Do this: Transcribe every entry below word for word, but skip the pictures.
— BEGIN Exercise data —
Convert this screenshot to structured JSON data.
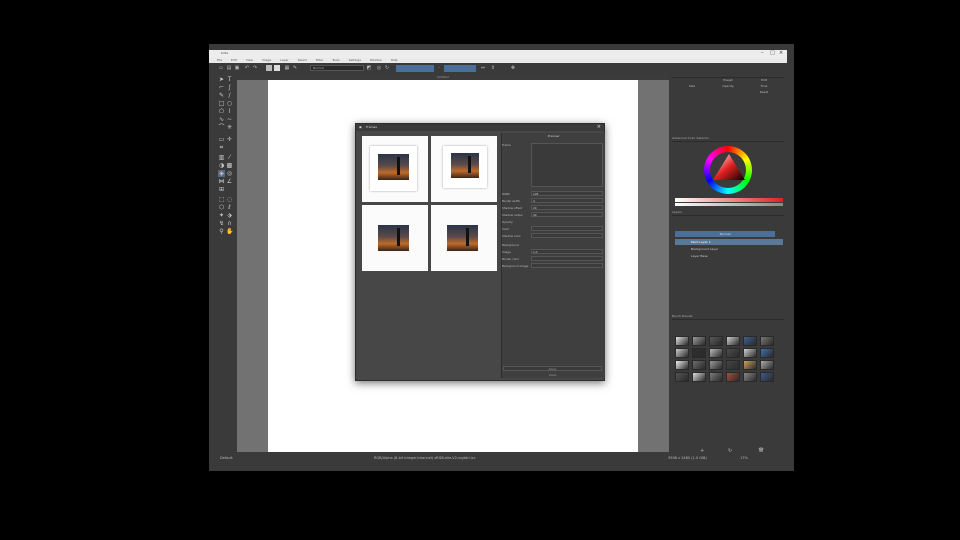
{
  "window": {
    "title": "Krita"
  },
  "menu": [
    "File",
    "Edit",
    "View",
    "Image",
    "Layer",
    "Select",
    "Filter",
    "Tools",
    "Settings",
    "Window",
    "Help"
  ],
  "toolbar": {
    "workspace_label": "Sketch",
    "preset_label": "Default",
    "blending_value": "Normal"
  },
  "document_tab": {
    "label": "Untitled"
  },
  "dialog": {
    "title": "Frames",
    "preview_label": "Preview",
    "fields": [
      {
        "label": "Frame",
        "value": ""
      },
      {
        "label": "Width",
        "value": "128"
      },
      {
        "label": "Border width",
        "value": "4"
      },
      {
        "label": "Shadow offset",
        "value": "20"
      },
      {
        "label": "Shadow radius",
        "value": "40"
      },
      {
        "label": "Opacity",
        "value": "0.5"
      },
      {
        "label": "Color",
        "value": ""
      },
      {
        "label": "Shadow color",
        "value": ""
      },
      {
        "label": "Background",
        "value": ""
      },
      {
        "label": "Image",
        "value": "1.0"
      },
      {
        "label": "Border color",
        "value": ""
      },
      {
        "label": "Background image",
        "value": ""
      }
    ],
    "footer_button": "Apply",
    "footer_button2": "Close"
  },
  "dock": {
    "brush_panel_buttons": [
      "Preset",
      "Edit",
      "Size",
      "Opacity",
      "Flow",
      "Reset"
    ],
    "color_selector_label": "Advanced Color Selector",
    "layers_label": "Layers",
    "layers_blend": "Normal",
    "layers": [
      {
        "name": "Paint Layer 1"
      },
      {
        "name": "Background Layer"
      },
      {
        "name": "Layer Base"
      }
    ],
    "brush_presets_label": "Brush Presets"
  },
  "status": {
    "left": "Default",
    "center": "RGB/Alpha (8-bit integer/channel) sRGB-elle-V2-srgbtrl.icc",
    "right_size": "3508 x 2480 (1.0 GiB)",
    "zoom": "17%"
  },
  "colors": {
    "accent": "#4b6e9b",
    "selection": "#5a7898"
  }
}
— END Exercise data —
Result for this exercise:
Convert this screenshot to structured JSON data.
{
  "window": {
    "title": "Krita"
  },
  "menu": [
    "File",
    "Edit",
    "View",
    "Image",
    "Layer",
    "Select",
    "Filter",
    "Tools",
    "Settings",
    "Window",
    "Help"
  ],
  "toolbar": {
    "workspace_label": "Sketch",
    "preset_label": "Default",
    "blending_value": "Normal"
  },
  "document_tab": {
    "label": "Untitled"
  },
  "dialog": {
    "title": "Frames",
    "preview_label": "Preview",
    "fields": [
      {
        "label": "Frame",
        "value": ""
      },
      {
        "label": "Width",
        "value": "128"
      },
      {
        "label": "Border width",
        "value": "4"
      },
      {
        "label": "Shadow offset",
        "value": "20"
      },
      {
        "label": "Shadow radius",
        "value": "40"
      },
      {
        "label": "Opacity",
        "value": "0.5"
      },
      {
        "label": "Color",
        "value": ""
      },
      {
        "label": "Shadow color",
        "value": ""
      },
      {
        "label": "Background",
        "value": ""
      },
      {
        "label": "Image",
        "value": "1.0"
      },
      {
        "label": "Border color",
        "value": ""
      },
      {
        "label": "Background image",
        "value": ""
      }
    ],
    "footer_button": "Apply",
    "footer_button2": "Close"
  },
  "dock": {
    "brush_panel_buttons": [
      "Preset",
      "Edit",
      "Size",
      "Opacity",
      "Flow",
      "Reset"
    ],
    "color_selector_label": "Advanced Color Selector",
    "layers_label": "Layers",
    "layers_blend": "Normal",
    "layers": [
      {
        "name": "Paint Layer 1"
      },
      {
        "name": "Background Layer"
      },
      {
        "name": "Layer Base"
      }
    ],
    "brush_presets_label": "Brush Presets"
  },
  "status": {
    "left": "Default",
    "center": "RGB/Alpha (8-bit integer/channel) sRGB-elle-V2-srgbtrl.icc",
    "right_size": "3508 x 2480 (1.0 GiB)",
    "zoom": "17%"
  },
  "colors": {
    "accent": "#4b6e9b",
    "selection": "#5a7898"
  }
}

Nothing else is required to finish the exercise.